▶ Given instruction: Below is a block of records. Copy every line in it that contains the word "Signature".

▶ Saved data entries:
"""

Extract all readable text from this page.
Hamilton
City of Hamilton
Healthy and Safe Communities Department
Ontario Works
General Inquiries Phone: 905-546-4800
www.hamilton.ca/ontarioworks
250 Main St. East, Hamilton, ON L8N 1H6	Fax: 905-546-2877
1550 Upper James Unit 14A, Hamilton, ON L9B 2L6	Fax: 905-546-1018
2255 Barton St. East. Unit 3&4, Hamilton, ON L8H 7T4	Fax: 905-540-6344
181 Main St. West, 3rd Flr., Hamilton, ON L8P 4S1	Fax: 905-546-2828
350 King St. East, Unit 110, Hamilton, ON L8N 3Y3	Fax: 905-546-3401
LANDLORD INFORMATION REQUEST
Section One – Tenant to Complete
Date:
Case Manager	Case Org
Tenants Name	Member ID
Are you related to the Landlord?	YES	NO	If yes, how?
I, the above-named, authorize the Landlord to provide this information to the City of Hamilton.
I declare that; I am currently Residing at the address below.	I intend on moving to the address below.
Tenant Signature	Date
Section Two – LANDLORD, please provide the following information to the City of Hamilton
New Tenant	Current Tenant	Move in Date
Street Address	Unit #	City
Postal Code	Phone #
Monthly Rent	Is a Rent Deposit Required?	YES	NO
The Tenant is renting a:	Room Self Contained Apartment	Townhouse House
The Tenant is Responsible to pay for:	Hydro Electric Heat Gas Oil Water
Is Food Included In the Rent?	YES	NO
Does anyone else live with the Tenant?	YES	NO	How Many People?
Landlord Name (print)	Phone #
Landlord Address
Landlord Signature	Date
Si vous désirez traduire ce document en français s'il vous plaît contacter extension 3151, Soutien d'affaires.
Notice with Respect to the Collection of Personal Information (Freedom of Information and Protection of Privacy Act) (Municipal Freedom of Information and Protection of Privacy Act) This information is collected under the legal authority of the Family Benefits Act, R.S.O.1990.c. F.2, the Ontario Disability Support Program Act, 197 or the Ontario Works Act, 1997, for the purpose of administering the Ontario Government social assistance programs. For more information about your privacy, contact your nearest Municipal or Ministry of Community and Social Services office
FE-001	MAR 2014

"""

▶ Solution to this problem:
Tenant Signature	Date
Landlord Signature	Date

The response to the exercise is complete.